### Required work
Pick every line with "xlabel" from the material below.

### Records for processing
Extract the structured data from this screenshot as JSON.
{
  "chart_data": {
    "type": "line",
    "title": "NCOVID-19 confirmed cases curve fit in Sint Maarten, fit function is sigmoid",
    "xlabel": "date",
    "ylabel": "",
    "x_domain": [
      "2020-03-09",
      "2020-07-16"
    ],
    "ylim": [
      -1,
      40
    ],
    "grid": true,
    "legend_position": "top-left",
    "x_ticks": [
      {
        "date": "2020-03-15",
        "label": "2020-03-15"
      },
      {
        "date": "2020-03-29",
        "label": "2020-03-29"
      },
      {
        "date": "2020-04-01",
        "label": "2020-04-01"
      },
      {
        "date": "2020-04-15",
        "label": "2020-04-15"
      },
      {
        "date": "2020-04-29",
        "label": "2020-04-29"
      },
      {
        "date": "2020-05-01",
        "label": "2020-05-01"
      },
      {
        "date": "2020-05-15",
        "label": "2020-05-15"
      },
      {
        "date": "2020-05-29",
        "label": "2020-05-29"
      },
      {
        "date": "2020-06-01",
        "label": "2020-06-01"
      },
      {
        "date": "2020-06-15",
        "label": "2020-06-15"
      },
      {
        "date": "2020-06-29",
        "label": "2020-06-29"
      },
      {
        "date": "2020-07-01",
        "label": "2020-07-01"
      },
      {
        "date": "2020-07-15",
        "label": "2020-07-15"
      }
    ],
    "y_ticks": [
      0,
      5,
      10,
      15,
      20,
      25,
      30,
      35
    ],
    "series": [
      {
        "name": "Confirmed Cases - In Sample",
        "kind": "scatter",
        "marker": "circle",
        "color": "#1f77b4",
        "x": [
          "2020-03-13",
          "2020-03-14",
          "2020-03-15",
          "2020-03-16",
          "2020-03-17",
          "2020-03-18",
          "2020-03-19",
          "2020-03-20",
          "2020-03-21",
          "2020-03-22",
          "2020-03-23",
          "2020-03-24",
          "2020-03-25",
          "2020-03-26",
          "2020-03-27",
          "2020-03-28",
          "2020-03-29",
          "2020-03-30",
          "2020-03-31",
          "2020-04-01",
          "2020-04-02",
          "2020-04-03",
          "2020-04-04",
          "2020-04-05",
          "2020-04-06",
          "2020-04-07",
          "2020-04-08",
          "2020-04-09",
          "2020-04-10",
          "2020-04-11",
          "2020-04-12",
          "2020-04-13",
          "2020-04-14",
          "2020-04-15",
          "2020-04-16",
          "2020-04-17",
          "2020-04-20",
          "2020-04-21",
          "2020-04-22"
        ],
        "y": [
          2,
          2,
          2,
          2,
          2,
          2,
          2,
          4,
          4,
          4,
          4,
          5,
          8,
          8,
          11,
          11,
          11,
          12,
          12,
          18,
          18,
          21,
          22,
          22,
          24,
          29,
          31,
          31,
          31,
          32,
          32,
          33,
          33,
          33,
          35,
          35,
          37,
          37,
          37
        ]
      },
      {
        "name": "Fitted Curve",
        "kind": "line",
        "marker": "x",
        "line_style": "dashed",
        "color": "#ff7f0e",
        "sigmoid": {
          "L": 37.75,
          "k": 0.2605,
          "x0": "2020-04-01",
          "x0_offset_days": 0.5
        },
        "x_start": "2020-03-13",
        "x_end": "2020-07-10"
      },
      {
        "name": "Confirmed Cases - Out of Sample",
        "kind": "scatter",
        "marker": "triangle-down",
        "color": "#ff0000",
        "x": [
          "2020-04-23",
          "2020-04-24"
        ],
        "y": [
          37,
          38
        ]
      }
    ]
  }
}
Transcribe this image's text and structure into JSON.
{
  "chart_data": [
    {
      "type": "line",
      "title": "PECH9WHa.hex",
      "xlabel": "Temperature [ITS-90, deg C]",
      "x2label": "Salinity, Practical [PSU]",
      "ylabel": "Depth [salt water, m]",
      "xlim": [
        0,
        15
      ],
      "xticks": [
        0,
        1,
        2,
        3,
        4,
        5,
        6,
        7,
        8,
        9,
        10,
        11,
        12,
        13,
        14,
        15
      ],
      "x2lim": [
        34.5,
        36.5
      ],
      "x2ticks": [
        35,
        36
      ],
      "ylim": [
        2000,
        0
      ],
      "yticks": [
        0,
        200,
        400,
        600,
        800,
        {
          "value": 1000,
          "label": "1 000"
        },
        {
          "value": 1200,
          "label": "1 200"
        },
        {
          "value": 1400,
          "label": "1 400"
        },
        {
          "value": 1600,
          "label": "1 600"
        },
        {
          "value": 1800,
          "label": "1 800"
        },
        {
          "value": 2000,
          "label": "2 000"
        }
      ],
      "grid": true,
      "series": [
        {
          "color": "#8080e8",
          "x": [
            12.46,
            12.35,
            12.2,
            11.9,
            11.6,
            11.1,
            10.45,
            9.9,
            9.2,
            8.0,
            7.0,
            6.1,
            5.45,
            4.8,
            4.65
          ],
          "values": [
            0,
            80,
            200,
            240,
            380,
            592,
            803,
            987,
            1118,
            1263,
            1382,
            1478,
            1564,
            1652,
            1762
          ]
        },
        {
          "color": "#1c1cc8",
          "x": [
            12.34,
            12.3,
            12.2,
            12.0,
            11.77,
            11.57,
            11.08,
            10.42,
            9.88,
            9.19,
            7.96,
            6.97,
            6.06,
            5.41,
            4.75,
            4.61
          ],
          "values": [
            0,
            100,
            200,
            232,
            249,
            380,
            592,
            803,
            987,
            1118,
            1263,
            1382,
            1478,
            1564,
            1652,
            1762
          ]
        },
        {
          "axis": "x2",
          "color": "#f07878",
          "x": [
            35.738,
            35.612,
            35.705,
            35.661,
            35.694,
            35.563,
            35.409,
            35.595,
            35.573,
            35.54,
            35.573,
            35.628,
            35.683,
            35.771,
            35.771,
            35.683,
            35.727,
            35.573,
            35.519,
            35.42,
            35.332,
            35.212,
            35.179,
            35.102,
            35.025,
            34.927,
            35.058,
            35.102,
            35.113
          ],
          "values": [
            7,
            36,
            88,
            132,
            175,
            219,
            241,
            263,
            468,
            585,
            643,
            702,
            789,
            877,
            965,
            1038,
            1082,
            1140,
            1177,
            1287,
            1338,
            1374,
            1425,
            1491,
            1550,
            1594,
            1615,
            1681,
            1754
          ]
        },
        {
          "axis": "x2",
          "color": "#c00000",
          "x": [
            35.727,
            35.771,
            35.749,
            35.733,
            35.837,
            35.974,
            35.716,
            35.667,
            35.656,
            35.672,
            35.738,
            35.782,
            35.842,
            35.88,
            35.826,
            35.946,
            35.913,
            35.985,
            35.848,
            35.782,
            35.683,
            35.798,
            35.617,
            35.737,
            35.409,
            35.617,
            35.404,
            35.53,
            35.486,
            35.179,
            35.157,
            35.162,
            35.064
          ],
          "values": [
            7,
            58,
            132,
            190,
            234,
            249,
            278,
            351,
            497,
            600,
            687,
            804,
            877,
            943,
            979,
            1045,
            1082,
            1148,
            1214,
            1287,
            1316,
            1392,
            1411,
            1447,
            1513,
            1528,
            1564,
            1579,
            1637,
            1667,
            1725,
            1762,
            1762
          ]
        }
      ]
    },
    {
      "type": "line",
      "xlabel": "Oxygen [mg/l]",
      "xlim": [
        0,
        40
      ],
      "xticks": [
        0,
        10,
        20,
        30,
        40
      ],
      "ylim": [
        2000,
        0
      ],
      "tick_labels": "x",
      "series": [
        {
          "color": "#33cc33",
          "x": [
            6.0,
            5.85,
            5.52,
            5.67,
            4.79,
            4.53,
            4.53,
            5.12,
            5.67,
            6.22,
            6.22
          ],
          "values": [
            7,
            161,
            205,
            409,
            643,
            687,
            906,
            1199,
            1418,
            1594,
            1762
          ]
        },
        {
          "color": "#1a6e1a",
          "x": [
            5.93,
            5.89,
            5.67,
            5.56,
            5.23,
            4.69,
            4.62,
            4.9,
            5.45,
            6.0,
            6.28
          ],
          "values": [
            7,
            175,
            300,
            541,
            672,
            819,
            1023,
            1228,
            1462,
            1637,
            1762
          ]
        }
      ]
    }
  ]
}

### Exercise answer
    "xlabel": "date",
      "xlabel": "Temperature [ITS-90, deg C]",
      "xlabel": "Oxygen [mg/l]",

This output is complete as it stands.